◆ Document text
In brief: Federal prosecutors in New York say they've arrested and secured a guilty plea from the man behind OnlyFake. Unrelated to the popular adult-oriented platform with the similar name, OnlyFake sold AI-generated digital fake IDs designed to slip past the remote identity checks carried out by the likes of banks and crypto exchanges.
According to the US Attorney's Office for the Southern District of New York, 27-year-old Ukrainian national Yurii Nazarenko (also known by several aliases, including "John Wick") was charged and pleaded guilty to conspiracy to commit fraud involving identification documents and authentication features.
Prosecutors say OnlyFake was used to generate at least 10,000 fake identification documents from around 2021 and 2024, bringing in "hundreds of thousands of dollars" in the process.
OnlyFake let customers generate fake photos of IDs that looked like scans – or like a real card casually photographed on a tabletop – exactly the sort of "proof" accepted by many Know Your Customer (KYC) systems.
The DOJ says the site offered digital versions of driver's licenses for all 50 states, plus US passports, passport cards, Social Security cards, and passports for about 56 other countries. Payment was taken in cryptocurrency, with bulk discounts and packages of up to 1,000 IDs at once.
OnlyFake's rise was first highlighted by 404 Media in early 2024, when it noted that the service advertised "neural networks" and claimed it could produce realistic IDs quickly and cheaply.

◆ Information supplied

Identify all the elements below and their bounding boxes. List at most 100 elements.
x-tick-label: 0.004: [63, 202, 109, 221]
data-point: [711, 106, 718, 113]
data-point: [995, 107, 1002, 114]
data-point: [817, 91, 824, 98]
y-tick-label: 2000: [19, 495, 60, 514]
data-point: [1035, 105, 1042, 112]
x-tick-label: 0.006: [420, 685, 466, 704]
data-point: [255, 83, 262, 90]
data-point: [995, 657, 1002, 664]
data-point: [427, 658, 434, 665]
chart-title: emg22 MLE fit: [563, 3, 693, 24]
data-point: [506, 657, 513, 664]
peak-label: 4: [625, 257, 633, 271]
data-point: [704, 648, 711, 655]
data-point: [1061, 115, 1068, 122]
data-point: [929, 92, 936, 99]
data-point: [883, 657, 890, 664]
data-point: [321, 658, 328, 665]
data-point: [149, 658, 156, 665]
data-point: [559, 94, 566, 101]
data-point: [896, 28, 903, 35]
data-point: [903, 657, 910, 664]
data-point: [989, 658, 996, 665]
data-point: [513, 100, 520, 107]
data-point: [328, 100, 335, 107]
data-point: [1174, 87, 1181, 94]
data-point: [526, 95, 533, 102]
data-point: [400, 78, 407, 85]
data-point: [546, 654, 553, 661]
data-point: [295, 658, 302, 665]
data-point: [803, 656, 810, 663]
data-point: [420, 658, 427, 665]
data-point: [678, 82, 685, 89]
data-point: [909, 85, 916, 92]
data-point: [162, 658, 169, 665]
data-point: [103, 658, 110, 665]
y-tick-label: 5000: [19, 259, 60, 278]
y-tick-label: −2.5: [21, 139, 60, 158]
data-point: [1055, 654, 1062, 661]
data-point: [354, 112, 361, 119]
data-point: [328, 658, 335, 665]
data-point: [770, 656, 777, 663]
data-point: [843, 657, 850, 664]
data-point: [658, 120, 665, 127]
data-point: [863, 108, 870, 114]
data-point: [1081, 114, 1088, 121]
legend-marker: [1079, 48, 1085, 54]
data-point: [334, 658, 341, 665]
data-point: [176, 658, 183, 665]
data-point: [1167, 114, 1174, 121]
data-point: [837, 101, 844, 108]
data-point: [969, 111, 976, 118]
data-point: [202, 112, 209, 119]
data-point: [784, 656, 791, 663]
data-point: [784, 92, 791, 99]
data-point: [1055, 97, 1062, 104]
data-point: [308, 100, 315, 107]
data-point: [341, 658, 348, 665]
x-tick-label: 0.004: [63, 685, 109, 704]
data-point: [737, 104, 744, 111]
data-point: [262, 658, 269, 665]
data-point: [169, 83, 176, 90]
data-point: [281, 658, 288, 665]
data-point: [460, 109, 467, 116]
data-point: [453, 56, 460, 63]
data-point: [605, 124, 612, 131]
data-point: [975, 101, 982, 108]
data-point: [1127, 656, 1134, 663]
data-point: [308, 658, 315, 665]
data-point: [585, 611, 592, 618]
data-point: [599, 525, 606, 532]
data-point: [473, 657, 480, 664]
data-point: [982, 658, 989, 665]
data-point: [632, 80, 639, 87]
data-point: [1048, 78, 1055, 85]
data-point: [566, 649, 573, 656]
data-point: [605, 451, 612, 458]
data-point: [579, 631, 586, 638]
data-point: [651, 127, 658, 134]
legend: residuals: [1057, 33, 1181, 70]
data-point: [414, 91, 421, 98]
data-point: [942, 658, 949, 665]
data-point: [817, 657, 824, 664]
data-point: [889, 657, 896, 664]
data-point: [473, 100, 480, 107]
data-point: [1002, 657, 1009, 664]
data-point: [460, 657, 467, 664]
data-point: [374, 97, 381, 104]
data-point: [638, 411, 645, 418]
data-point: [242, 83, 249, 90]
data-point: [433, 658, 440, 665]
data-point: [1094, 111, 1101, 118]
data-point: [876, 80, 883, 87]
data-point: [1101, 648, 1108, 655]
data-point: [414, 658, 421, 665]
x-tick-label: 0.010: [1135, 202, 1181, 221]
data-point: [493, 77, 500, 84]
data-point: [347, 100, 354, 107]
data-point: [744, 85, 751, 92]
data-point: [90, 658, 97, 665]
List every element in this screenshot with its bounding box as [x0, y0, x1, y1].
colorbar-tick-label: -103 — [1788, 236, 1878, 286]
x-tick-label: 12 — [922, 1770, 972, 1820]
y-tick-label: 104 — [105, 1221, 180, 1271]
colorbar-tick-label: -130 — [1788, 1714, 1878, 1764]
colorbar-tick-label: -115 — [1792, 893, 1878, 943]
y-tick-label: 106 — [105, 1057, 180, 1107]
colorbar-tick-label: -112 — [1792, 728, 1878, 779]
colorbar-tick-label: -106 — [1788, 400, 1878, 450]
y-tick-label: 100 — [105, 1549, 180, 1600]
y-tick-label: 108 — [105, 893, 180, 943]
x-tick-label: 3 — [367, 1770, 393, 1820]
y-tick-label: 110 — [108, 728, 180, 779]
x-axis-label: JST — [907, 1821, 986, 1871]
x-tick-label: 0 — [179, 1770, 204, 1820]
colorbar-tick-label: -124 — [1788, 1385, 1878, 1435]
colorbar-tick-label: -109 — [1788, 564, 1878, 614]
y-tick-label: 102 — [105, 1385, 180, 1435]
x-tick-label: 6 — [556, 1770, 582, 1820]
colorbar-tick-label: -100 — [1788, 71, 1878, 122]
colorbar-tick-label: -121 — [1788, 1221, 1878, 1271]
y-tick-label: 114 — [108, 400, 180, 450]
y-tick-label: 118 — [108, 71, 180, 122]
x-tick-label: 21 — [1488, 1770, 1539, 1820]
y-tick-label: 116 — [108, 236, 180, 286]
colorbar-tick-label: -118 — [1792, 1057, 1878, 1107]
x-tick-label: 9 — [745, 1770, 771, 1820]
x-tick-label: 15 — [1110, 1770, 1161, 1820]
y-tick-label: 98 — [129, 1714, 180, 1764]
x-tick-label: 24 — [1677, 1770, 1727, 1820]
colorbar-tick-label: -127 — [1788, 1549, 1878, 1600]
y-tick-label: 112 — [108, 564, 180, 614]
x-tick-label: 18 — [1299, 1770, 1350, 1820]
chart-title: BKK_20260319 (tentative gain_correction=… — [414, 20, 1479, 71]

◆ Questions on the material
a – Do the following statements agree with the article about OnlyFake? Answer yes or no for each, quoting the words of the article that decide it. (i) Nazarenko is a 27-year-old Ukrainian national. (ii) OnlyFake took payment by credit card. (iii) 404 Media first highlighted OnlyFake's rise in early 2023.
b – From the article about OnlyFake, copy the passage that begins at the words "In brief: Federal" and stops after the words "and authentication features.".
c – Proceed with the article about OnlyFake from where it stops.

◆ Your responses
a –
(i) Yes: "27-year-old Ukrainian national Yurii Nazarenko"
(ii) No: "Payment was taken in cryptocurrency"
(iii) No: "first highlighted by 404 Media in early 2024"

b –
In brief: Federal prosecutors in New York say they've arrested and secured a guilty plea from the man behind OnlyFake. Unrelated to the popular adult-oriented platform with the similar name, OnlyFake sold AI-generated digital fake IDs designed to slip past the remote identity checks carried out by the likes of banks and crypto exchanges.
According to the US Attorney's Office for the Southern District of New York, 27-year-old Ukrainian national Yurii Nazarenko (also known by several aliases, including "John Wick") was charged and pleaded guilty to conspiracy to commit fraud involving identification documents and authentication features.

c –
In testing, the outlet said OnlyFake generated convincing documents within minutes, framing it as a potential turbocharger for financial fraud and money laundering.
A separate industry write-up around the same time warned that the "retail" ease of AI-powered synthetic IDs could make digital identity fraud far more accessible than traditional forgery workflows.
Prosecutors argue the real danger is that modern KYC programs often allow users to upload scans or photos of government IDs. The DOJ says OnlyFake's output could help bad actors circumvent those checks to conceal identities and launder money.
Nazarenko faces a maximum of 15 years in prison and agreed to forfeit $1.2 million, which prosecutors say represents the proceeds of the operation. The DOJ also notes he was extradited from Romania in September 2025, and his sentencing is scheduled for June 26, 2026.